» **EXERCISE**
Return all of the data exactly as given.

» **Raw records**

------------

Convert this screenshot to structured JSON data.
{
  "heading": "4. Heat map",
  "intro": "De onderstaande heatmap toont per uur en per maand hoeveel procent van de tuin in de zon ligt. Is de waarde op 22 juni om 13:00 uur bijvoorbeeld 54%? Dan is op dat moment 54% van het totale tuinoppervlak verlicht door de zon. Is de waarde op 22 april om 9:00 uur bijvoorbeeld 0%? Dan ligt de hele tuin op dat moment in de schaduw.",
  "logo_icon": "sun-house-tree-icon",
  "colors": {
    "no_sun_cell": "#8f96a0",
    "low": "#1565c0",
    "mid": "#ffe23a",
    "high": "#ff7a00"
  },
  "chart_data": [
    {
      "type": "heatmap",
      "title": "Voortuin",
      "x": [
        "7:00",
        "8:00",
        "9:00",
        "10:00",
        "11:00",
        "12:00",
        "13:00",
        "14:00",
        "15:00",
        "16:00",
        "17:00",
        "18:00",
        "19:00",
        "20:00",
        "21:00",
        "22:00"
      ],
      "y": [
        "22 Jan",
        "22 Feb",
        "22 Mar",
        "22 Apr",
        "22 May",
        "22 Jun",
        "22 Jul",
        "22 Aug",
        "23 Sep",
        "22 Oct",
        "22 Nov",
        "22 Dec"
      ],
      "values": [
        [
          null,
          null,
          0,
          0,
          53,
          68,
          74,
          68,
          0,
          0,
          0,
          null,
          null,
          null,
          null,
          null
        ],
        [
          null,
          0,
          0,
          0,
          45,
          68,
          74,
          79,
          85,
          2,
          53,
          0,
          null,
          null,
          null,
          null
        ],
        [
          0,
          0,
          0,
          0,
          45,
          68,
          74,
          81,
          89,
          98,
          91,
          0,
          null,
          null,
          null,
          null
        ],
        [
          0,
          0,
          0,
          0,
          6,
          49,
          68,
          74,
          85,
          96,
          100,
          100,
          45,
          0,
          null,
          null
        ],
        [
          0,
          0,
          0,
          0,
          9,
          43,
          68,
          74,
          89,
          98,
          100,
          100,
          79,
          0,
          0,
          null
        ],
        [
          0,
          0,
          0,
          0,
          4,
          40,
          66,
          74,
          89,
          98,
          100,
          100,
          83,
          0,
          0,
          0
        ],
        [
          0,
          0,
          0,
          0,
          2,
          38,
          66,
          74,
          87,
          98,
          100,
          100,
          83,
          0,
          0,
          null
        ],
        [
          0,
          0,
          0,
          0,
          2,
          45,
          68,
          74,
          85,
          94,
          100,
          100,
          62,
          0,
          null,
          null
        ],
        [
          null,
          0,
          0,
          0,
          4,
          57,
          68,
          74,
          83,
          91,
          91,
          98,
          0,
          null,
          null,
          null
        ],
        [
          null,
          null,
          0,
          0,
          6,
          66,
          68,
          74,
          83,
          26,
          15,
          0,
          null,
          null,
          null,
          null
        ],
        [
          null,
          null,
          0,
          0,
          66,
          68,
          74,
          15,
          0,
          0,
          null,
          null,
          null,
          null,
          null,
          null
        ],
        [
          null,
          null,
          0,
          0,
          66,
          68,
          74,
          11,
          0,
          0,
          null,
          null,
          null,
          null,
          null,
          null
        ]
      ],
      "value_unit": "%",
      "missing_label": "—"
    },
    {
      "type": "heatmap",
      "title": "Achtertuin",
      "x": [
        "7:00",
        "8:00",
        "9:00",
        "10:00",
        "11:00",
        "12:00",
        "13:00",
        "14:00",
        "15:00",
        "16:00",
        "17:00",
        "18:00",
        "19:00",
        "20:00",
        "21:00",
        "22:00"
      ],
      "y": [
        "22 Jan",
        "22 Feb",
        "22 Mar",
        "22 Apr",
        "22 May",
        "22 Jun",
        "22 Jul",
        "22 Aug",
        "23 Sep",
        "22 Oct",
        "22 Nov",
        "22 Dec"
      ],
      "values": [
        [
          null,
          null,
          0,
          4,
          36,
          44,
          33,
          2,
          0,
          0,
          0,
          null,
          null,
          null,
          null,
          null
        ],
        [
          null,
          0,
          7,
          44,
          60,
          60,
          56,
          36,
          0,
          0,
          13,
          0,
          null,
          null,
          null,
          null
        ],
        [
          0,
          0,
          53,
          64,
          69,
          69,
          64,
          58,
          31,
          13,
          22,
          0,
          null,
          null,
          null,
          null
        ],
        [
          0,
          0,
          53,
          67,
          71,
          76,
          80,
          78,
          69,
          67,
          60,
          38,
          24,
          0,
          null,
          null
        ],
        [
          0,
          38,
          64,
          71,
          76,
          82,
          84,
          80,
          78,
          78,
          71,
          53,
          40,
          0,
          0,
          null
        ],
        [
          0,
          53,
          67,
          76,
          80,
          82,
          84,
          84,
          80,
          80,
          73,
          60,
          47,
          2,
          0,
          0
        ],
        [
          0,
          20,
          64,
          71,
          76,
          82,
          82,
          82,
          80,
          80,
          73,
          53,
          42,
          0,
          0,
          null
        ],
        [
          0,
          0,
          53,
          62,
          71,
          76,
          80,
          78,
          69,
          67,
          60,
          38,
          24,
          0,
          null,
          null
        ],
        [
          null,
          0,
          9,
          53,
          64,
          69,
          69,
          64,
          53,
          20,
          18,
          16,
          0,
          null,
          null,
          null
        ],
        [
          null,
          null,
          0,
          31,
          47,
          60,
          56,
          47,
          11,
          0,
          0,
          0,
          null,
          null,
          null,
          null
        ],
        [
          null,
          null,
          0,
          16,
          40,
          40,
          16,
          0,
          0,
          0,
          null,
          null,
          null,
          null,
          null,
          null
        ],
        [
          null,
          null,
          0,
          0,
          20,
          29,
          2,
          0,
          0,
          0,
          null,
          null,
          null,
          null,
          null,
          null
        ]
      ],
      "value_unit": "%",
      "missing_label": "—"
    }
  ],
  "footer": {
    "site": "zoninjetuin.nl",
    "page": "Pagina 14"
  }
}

------------

» **TASK OUTPUT**
Convert this screenshot to structured JSON data.
{
  "heading": "4. Heat map",
  "intro": "De onderstaande heatmap toont per uur en per maand hoeveel procent van de tuin in de zon ligt. Is de waarde op 22 juni om 13:00 uur bijvoorbeeld 54%? Dan is op dat moment 54% van het totale tuinoppervlak verlicht door de zon. Is de waarde op 22 april om 9:00 uur bijvoorbeeld 0%? Dan ligt de hele tuin op dat moment in de schaduw.",
  "logo_icon": "sun-house-tree-icon",
  "colors": {
    "no_sun_cell": "#8f96a0",
    "low": "#1565c0",
    "mid": "#ffe23a",
    "high": "#ff7a00"
  },
  "chart_data": [
    {
      "type": "heatmap",
      "title": "Voortuin",
      "x": [
        "7:00",
        "8:00",
        "9:00",
        "10:00",
        "11:00",
        "12:00",
        "13:00",
        "14:00",
        "15:00",
        "16:00",
        "17:00",
        "18:00",
        "19:00",
        "20:00",
        "21:00",
        "22:00"
      ],
      "y": [
        "22 Jan",
        "22 Feb",
        "22 Mar",
        "22 Apr",
        "22 May",
        "22 Jun",
        "22 Jul",
        "22 Aug",
        "23 Sep",
        "22 Oct",
        "22 Nov",
        "22 Dec"
      ],
      "values": [
        [
          null,
          null,
          0,
          0,
          53,
          68,
          74,
          68,
          0,
          0,
          0,
          null,
          null,
          null,
          null,
          null
        ],
        [
          null,
          0,
          0,
          0,
          45,
          68,
          74,
          79,
          85,
          2,
          53,
          0,
          null,
          null,
          null,
          null
        ],
        [
          0,
          0,
          0,
          0,
          45,
          68,
          74,
          81,
          89,
          98,
          91,
          0,
          null,
          null,
          null,
          null
        ],
        [
          0,
          0,
          0,
          0,
          6,
          49,
          68,
          74,
          85,
          96,
          100,
          100,
          45,
          0,
          null,
          null
        ],
        [
          0,
          0,
          0,
          0,
          9,
          43,
          68,
          74,
          89,
          98,
          100,
          100,
          79,
          0,
          0,
          null
        ],
        [
          0,
          0,
          0,
          0,
          4,
          40,
          66,
          74,
          89,
          98,
          100,
          100,
          83,
          0,
          0,
          0
        ],
        [
          0,
          0,
          0,
          0,
          2,
          38,
          66,
          74,
          87,
          98,
          100,
          100,
          83,
          0,
          0,
          null
        ],
        [
          0,
          0,
          0,
          0,
          2,
          45,
          68,
          74,
          85,
          94,
          100,
          100,
          62,
          0,
          null,
          null
        ],
        [
          null,
          0,
          0,
          0,
          4,
          57,
          68,
          74,
          83,
          91,
          91,
          98,
          0,
          null,
          null,
          null
        ],
        [
          null,
          null,
          0,
          0,
          6,
          66,
          68,
          74,
          83,
          26,
          15,
          0,
          null,
          null,
          null,
          null
        ],
        [
          null,
          null,
          0,
          0,
          66,
          68,
          74,
          15,
          0,
          0,
          null,
          null,
          null,
          null,
          null,
          null
        ],
        [
          null,
          null,
          0,
          0,
          66,
          68,
          74,
          11,
          0,
          0,
          null,
          null,
          null,
          null,
          null,
          null
        ]
      ],
      "value_unit": "%",
      "missing_label": "—"
    },
    {
      "type": "heatmap",
      "title": "Achtertuin",
      "x": [
        "7:00",
        "8:00",
        "9:00",
        "10:00",
        "11:00",
        "12:00",
        "13:00",
        "14:00",
        "15:00",
        "16:00",
        "17:00",
        "18:00",
        "19:00",
        "20:00",
        "21:00",
        "22:00"
      ],
      "y": [
        "22 Jan",
        "22 Feb",
        "22 Mar",
        "22 Apr",
        "22 May",
        "22 Jun",
        "22 Jul",
        "22 Aug",
        "23 Sep",
        "22 Oct",
        "22 Nov",
        "22 Dec"
      ],
      "values": [
        [
          null,
          null,
          0,
          4,
          36,
          44,
          33,
          2,
          0,
          0,
          0,
          null,
          null,
          null,
          null,
          null
        ],
        [
          null,
          0,
          7,
          44,
          60,
          60,
          56,
          36,
          0,
          0,
          13,
          0,
          null,
          null,
          null,
          null
        ],
        [
          0,
          0,
          53,
          64,
          69,
          69,
          64,
          58,
          31,
          13,
          22,
          0,
          null,
          null,
          null,
          null
        ],
        [
          0,
          0,
          53,
          67,
          71,
          76,
          80,
          78,
          69,
          67,
          60,
          38,
          24,
          0,
          null,
          null
        ],
        [
          0,
          38,
          64,
          71,
          76,
          82,
          84,
          80,
          78,
          78,
          71,
          53,
          40,
          0,
          0,
          null
        ],
        [
          0,
          53,
          67,
          76,
          80,
          82,
          84,
          84,
          80,
          80,
          73,
          60,
          47,
          2,
          0,
          0
        ],
        [
          0,
          20,
          64,
          71,
          76,
          82,
          82,
          82,
          80,
          80,
          73,
          53,
          42,
          0,
          0,
          null
        ],
        [
          0,
          0,
          53,
          62,
          71,
          76,
          80,
          78,
          69,
          67,
          60,
          38,
          24,
          0,
          null,
          null
        ],
        [
          null,
          0,
          9,
          53,
          64,
          69,
          69,
          64,
          53,
          20,
          18,
          16,
          0,
          null,
          null,
          null
        ],
        [
          null,
          null,
          0,
          31,
          47,
          60,
          56,
          47,
          11,
          0,
          0,
          0,
          null,
          null,
          null,
          null
        ],
        [
          null,
          null,
          0,
          16,
          40,
          40,
          16,
          0,
          0,
          0,
          null,
          null,
          null,
          null,
          null,
          null
        ],
        [
          null,
          null,
          0,
          0,
          20,
          29,
          2,
          0,
          0,
          0,
          null,
          null,
          null,
          null,
          null,
          null
        ]
      ],
      "value_unit": "%",
      "missing_label": "—"
    }
  ],
  "footer": {
    "site": "zoninjetuin.nl",
    "page": "Pagina 14"
  }
}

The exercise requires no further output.